* Goal of the exercise: Return all the data below as it stands, minus the pictures.

%%

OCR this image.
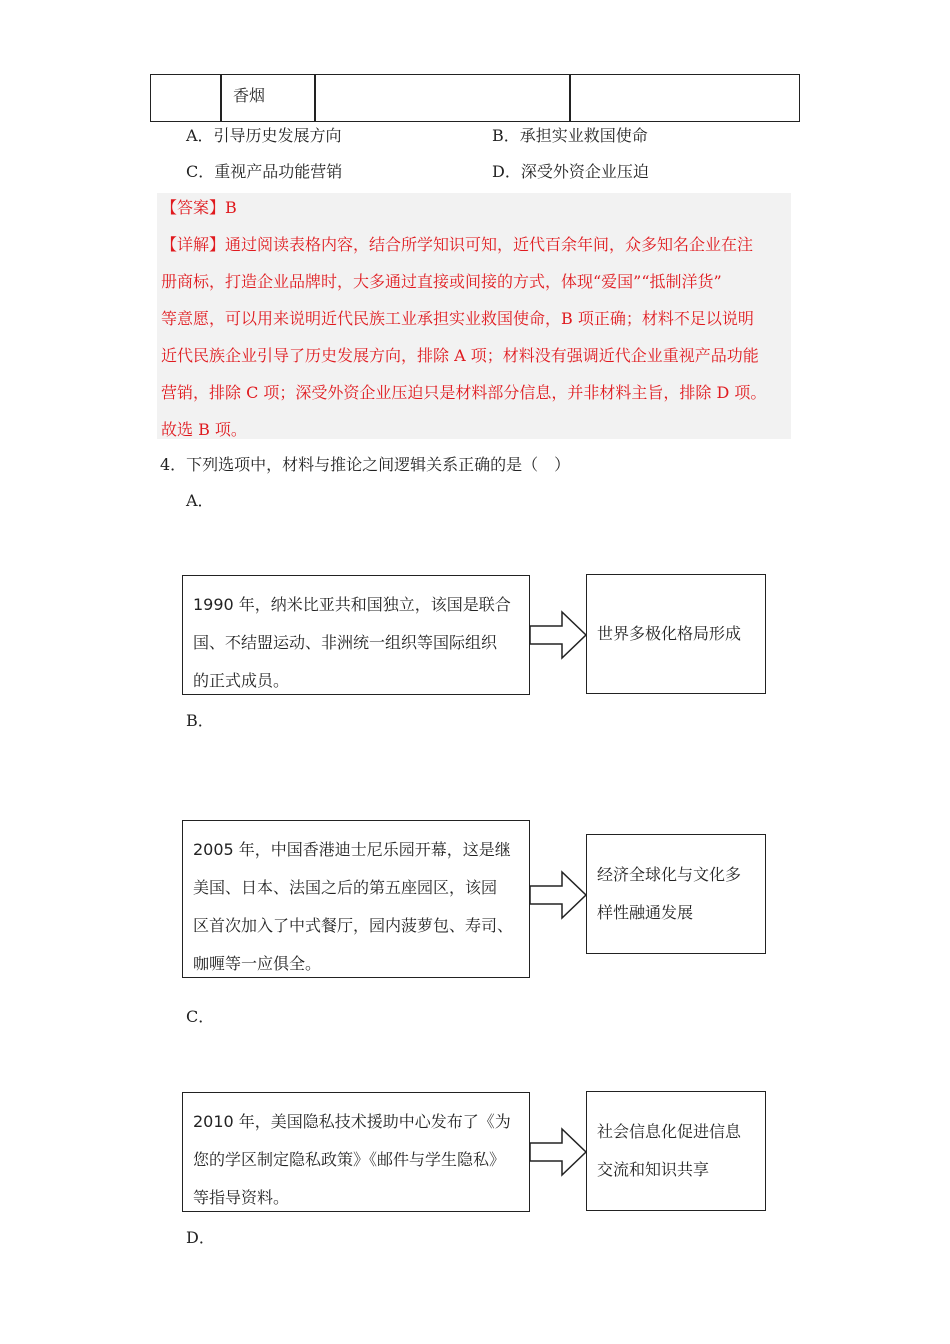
香烟
A．引导历史发展方向	B．承担实业救国使命
C．重视产品功能营销	D．深受外资企业压迫
【答案】B
【详解】通过阅读表格内容，结合所学知识可知，近代百余年间，众多知名企业在注
册商标，打造企业品牌时，大多通过直接或间接的方式，体现“爱国”“抵制洋货”
等意愿，可以用来说明近代民族工业承担实业救国使命，B 项正确；材料不足以说明
近代民族企业引导了历史发展方向，排除 A 项；材料没有强调近代企业重视产品功能
营销，排除 C 项；深受外资企业压迫只是材料部分信息，并非材料主旨，排除 D 项。
故选 B 项。
4．下列选项中，材料与推论之间逻辑关系正确的是（　）
A．
1990 年，纳米比亚共和国独立，该国是联合
国、不结盟运动、非洲统一组织等国际组织
的正式成员。
世界多极化格局形成
B．
2005 年，中国香港迪士尼乐园开幕，这是继
美国、日本、法国之后的第五座园区，该园
区首次加入了中式餐厅，园内菠萝包、寿司、
咖喱等一应俱全。
经济全球化与文化多
样性融通发展
C．
2010 年，美国隐私技术援助中心发布了《为
您的学区制定隐私政策》《邮件与学生隐私》
等指导资料。
社会信息化促进信息
交流和知识共享
D．
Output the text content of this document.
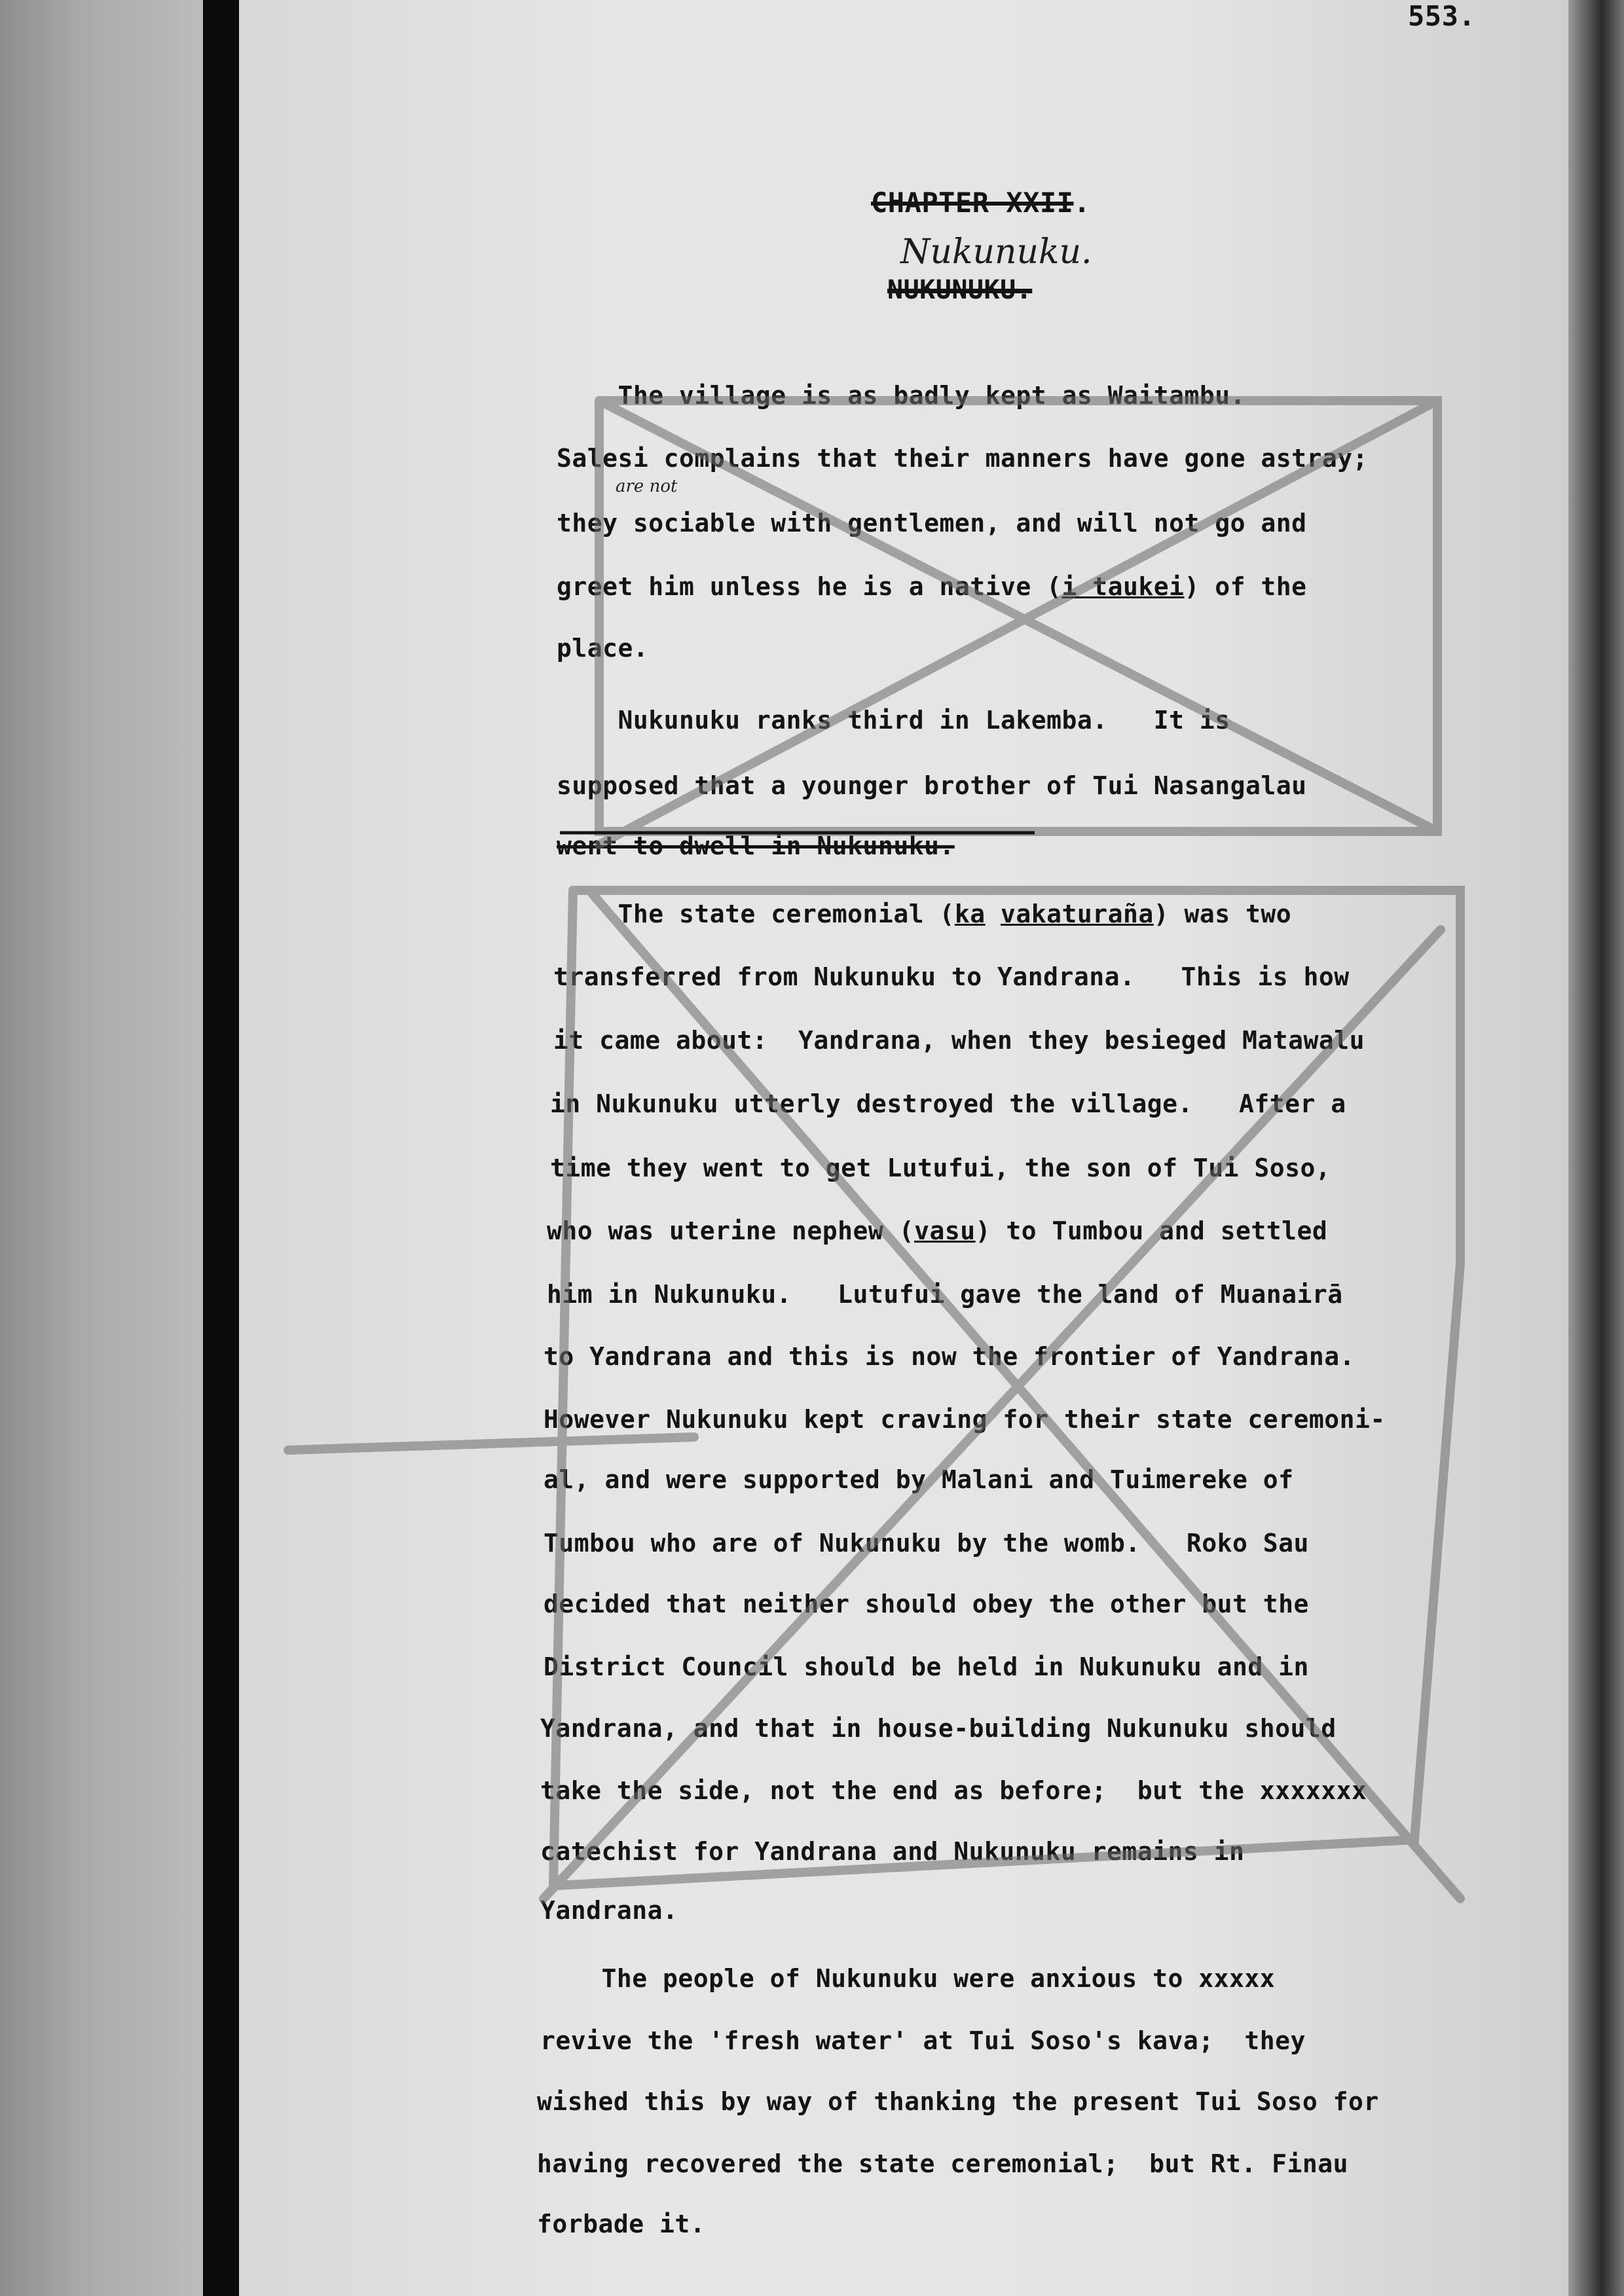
553.
CHAPTER XXII.
Nukunuku.
NUKUNUKU.
are not
The village is as badly kept as Waitambu.
Salesi complains that their manners have gone astray;
they sociable with gentlemen, and will not go and
greet him unless he is a native (i taukei) of the
place.
Nukunuku ranks third in Lakemba.   It is
supposed that a younger brother of Tui Nasangalau
went to dwell in Nukunuku.
The state ceremonial (ka vakaturaña) was two
transferred from Nukunuku to Yandrana.   This is how
it came about:  Yandrana, when they besieged Matawalu
in Nukunuku utterly destroyed the village.   After a
time they went to get Lutufui, the son of Tui Soso,
who was uterine nephew (vasu) to Tumbou and settled
him in Nukunuku.   Lutufui gave the land of Muanairā
to Yandrana and this is now the frontier of Yandrana.
However Nukunuku kept craving for their state ceremoni-
al, and were supported by Malani and Tuimereke of
Tumbou who are of Nukunuku by the womb.   Roko Sau
decided that neither should obey the other but the
District Council should be held in Nukunuku and in
Yandrana, and that in house-building Nukunuku should
take the side, not the end as before;  but the xxxxxxx
catechist for Yandrana and Nukunuku remains in
Yandrana.
The people of Nukunuku were anxious to xxxxx
revive the 'fresh water' at Tui Soso's kava;  they
wished this by way of thanking the present Tui Soso for
having recovered the state ceremonial;  but Rt. Finau
forbade it.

%%

* Result of the task:
OCR this image.
香烟
A．引导历史发展方向	B．承担实业救国使命
C．重视产品功能营销	D．深受外资企业压迫
【答案】B
【详解】通过阅读表格内容，结合所学知识可知，近代百余年间，众多知名企业在注
册商标，打造企业品牌时，大多通过直接或间接的方式，体现“爱国”“抵制洋货”
等意愿，可以用来说明近代民族工业承担实业救国使命，B 项正确；材料不足以说明
近代民族企业引导了历史发展方向，排除 A 项；材料没有强调近代企业重视产品功能
营销，排除 C 项；深受外资企业压迫只是材料部分信息，并非材料主旨，排除 D 项。
故选 B 项。
4．下列选项中，材料与推论之间逻辑关系正确的是（　）
A．
1990 年，纳米比亚共和国独立，该国是联合
国、不结盟运动、非洲统一组织等国际组织
的正式成员。
世界多极化格局形成
B．
2005 年，中国香港迪士尼乐园开幕，这是继
美国、日本、法国之后的第五座园区，该园
区首次加入了中式餐厅，园内菠萝包、寿司、
咖喱等一应俱全。
经济全球化与文化多
样性融通发展
C．
2010 年，美国隐私技术援助中心发布了《为
您的学区制定隐私政策》《邮件与学生隐私》
等指导资料。
社会信息化促进信息
交流和知识共享
D．
Output the text content of this document.
553.
CHAPTER XXII.
Nukunuku.
NUKUNUKU.
are not
The village is as badly kept as Waitambu.
Salesi complains that their manners have gone astray;
they sociable with gentlemen, and will not go and
greet him unless he is a native (i taukei) of the
place.
Nukunuku ranks third in Lakemba.   It is
supposed that a younger brother of Tui Nasangalau
went to dwell in Nukunuku.
The state ceremonial (ka vakaturaña) was two
transferred from Nukunuku to Yandrana.   This is how
it came about:  Yandrana, when they besieged Matawalu
in Nukunuku utterly destroyed the village.   After a
time they went to get Lutufui, the son of Tui Soso,
who was uterine nephew (vasu) to Tumbou and settled
him in Nukunuku.   Lutufui gave the land of Muanairā
to Yandrana and this is now the frontier of Yandrana.
However Nukunuku kept craving for their state ceremoni-
al, and were supported by Malani and Tuimereke of
Tumbou who are of Nukunuku by the womb.   Roko Sau
decided that neither should obey the other but the
District Council should be held in Nukunuku and in
Yandrana, and that in house-building Nukunuku should
take the side, not the end as before;  but the xxxxxxx
catechist for Yandrana and Nukunuku remains in
Yandrana.
The people of Nukunuku were anxious to xxxxx
revive the 'fresh water' at Tui Soso's kava;  they
wished this by way of thanking the present Tui Soso for
having recovered the state ceremonial;  but Rt. Finau
forbade it.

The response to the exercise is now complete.